## Given request
Locate each line with the string "didn" in the listing below and copy it.

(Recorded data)
-- start --

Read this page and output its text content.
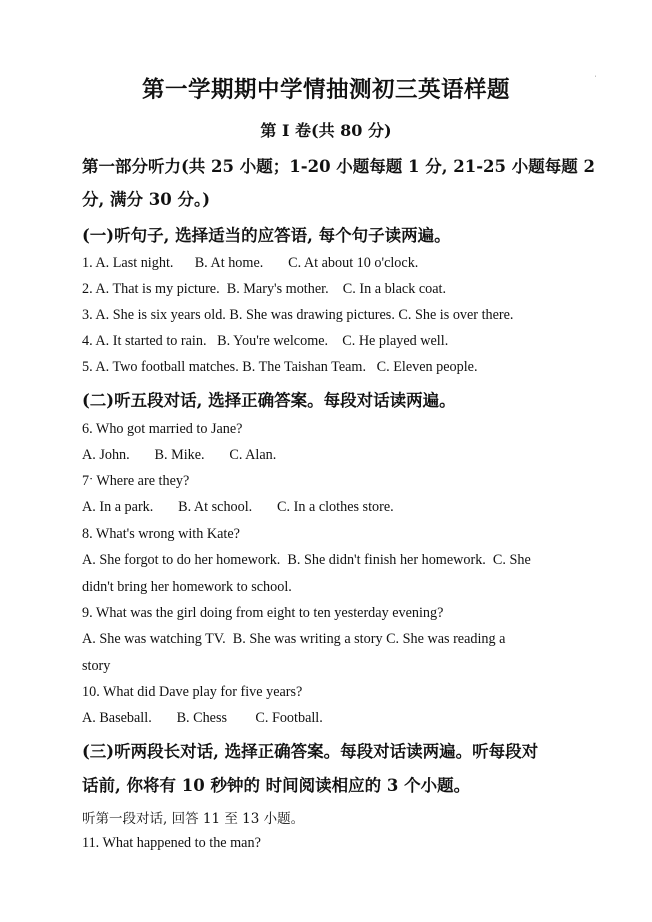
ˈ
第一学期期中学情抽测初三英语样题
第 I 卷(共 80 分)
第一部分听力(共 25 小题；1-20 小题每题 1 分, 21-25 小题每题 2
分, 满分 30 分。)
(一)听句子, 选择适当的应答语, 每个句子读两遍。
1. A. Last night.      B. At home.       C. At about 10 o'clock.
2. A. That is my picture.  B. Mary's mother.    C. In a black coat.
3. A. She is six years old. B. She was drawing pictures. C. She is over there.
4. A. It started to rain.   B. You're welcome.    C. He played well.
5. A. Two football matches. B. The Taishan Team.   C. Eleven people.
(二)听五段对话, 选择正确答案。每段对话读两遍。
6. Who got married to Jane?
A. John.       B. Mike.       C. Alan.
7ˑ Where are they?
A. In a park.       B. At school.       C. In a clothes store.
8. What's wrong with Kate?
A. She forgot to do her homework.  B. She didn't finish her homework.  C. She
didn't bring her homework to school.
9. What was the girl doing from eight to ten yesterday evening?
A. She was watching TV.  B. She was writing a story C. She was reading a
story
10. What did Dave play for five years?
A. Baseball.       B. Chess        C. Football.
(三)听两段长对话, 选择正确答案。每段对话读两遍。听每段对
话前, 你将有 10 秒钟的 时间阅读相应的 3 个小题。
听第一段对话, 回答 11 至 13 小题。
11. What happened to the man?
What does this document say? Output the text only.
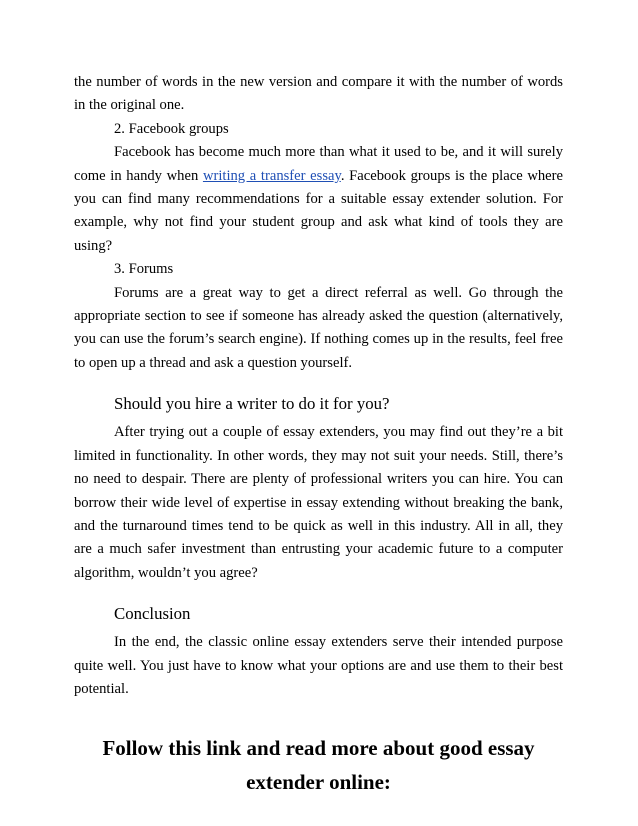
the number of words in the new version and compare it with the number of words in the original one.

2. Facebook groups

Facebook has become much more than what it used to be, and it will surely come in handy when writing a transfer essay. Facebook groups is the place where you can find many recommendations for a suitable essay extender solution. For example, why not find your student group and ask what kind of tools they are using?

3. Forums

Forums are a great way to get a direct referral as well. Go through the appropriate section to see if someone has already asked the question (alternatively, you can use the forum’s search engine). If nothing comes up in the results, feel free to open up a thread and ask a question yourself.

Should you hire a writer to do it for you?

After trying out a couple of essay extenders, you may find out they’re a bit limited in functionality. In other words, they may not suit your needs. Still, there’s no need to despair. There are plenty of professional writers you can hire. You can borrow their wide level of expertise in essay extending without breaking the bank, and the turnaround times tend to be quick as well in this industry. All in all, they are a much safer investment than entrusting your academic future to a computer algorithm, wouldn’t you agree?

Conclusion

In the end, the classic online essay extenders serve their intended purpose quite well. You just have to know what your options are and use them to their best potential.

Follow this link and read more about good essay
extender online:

-- end --

## Expected answer
A. She forgot to do her homework.  B. She didn't finish her homework.  C. She
didn't bring her homework to school.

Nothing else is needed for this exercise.